## What the exercise asks
In the forum thread about the sick goat, what dose and frequency of B-complex does goathiker recommend for a goat of that size?
### Excerpt to read ###
Ok, Trixie is still holding her own. The E-Vet never called me back until I called her yesterday. By the time she called, we managed to find Vit B and gave her a 1/3 of a cc, and was told to do that every 8 hours. With her weighing around the 30 lb mark, does this sound right? We are also giving her SafeGuard triple the dosage, day #2.

She's had 2 of the Vit B shots next one will be at 10:00am. We are still getting the Electrolytes into her, we did give her some milk (goat) but only what she wanted to take (about 2 to 3 ounces).

Thanks guys for your help. I'll let you know how things go throughout the day. I have an appointment with my orthopedic doctor today around 3, but the kids will be home to watch her. We also were told to keep her out of the sunlight, so she is in her own stall right now in the barn.


----------



## goathiker (Apr 14, 2011)

Regular B-complex actually doesn't have that much Thiamin in it. Doseage for a little that size would be about 10 ccs. every 4 to 6 hours. You really need to find Thiamin if you can. Good luck.


----------



## Di (Jan 29, 2008)

Yes, that dose is not near enough, please call your vet, and keep calling every vet till you find Thiamine, she likely won't live without it!

Don't forget the antibiotic like Liz said.


----------



## toth boer goats (Jul 20, 2008)

I also agree strongly...it isn't enough... has to be very high doses of Thiamine....to beat this...... :hug:


----------



## PattiXmas (Jan 1, 2010)

Oops, I was wrong. It is Thiamine. A woman down the road from us had it and told me to do the 1/3 of a cc every 8 hours. I don't want to harm her - should I increase it? She is a bit more active today, take the next dosage up to a full cc? Also, do I still give her the triple dose of Safeguard today?
### Data to examine ###
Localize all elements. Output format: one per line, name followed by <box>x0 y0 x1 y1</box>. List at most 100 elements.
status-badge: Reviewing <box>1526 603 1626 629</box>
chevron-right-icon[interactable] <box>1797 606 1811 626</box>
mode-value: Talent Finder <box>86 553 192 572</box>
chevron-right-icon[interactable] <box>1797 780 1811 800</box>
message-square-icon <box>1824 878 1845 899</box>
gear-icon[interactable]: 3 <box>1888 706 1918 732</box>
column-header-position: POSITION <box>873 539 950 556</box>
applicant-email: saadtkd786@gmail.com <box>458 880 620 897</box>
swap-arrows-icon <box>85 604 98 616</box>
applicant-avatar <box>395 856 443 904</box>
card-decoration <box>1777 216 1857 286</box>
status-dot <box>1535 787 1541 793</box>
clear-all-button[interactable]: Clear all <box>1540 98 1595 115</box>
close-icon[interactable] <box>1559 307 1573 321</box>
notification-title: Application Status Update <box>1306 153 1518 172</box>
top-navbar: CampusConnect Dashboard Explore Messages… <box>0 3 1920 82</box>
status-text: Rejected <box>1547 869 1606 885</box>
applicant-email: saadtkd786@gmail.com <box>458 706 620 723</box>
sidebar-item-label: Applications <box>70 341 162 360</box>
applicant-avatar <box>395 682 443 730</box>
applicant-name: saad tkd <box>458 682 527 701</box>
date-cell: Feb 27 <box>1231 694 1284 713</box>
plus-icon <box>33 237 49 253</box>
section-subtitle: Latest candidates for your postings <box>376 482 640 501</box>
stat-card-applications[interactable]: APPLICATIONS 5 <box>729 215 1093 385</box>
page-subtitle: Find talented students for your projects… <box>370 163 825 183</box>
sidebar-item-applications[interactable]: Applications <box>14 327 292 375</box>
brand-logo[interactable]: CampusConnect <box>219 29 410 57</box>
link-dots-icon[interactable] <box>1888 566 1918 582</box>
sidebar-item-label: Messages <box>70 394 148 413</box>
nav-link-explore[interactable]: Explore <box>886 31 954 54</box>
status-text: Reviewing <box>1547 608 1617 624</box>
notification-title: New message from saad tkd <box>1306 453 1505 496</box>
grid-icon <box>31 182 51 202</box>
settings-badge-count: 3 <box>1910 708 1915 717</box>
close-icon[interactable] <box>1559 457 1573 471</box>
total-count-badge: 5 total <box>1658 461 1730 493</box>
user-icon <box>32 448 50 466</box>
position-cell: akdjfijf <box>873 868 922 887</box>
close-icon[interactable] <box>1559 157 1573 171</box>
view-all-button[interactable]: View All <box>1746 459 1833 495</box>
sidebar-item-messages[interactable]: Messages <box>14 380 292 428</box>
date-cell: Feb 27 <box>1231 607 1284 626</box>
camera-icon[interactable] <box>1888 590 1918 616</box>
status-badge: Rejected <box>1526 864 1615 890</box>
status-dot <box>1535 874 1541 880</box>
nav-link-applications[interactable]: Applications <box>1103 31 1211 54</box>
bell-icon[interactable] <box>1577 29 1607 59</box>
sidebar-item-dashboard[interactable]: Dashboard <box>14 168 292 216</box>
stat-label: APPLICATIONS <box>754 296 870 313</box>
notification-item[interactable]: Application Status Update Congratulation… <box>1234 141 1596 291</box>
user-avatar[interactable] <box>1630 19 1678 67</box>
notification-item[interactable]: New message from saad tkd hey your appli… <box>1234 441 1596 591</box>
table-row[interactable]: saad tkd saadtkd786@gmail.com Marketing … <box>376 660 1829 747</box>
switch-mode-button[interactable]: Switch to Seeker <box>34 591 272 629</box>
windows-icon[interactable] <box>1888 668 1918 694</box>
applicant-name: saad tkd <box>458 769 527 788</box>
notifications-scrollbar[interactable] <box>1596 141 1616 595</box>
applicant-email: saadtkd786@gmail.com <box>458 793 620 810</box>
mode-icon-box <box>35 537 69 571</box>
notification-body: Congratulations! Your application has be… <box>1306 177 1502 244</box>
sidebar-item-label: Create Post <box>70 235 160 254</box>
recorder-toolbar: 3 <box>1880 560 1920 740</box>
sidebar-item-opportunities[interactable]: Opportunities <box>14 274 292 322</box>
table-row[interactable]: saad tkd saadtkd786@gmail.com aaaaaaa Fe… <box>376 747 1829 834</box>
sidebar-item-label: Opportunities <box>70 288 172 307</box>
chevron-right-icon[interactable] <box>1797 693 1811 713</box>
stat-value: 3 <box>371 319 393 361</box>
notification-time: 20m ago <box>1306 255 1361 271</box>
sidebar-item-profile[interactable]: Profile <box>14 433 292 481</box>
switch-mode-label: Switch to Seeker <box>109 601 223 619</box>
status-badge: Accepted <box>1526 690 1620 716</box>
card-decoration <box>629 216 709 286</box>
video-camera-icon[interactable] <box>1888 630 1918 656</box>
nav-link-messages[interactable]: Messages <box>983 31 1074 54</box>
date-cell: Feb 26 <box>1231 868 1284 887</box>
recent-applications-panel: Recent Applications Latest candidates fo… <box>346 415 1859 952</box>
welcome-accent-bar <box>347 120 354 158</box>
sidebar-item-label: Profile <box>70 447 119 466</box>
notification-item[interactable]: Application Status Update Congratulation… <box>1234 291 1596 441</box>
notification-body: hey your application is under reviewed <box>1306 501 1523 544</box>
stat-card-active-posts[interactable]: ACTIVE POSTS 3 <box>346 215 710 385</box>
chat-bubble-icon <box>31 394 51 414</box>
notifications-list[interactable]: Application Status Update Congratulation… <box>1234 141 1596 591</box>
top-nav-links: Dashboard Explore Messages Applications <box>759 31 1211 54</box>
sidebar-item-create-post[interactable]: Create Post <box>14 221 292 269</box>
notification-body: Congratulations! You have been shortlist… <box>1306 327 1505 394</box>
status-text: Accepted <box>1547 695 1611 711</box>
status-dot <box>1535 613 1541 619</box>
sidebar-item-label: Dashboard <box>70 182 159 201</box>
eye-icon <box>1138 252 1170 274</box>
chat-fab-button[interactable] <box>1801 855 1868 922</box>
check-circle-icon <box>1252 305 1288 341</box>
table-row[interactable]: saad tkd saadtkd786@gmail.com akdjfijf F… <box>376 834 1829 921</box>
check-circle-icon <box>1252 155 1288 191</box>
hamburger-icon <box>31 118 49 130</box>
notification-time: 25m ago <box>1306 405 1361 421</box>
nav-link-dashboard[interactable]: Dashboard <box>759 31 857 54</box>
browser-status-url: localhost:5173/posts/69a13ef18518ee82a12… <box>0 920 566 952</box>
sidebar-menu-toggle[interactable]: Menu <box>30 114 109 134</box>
###
## Your solution
About 10 ccs every 4 to 6 hours.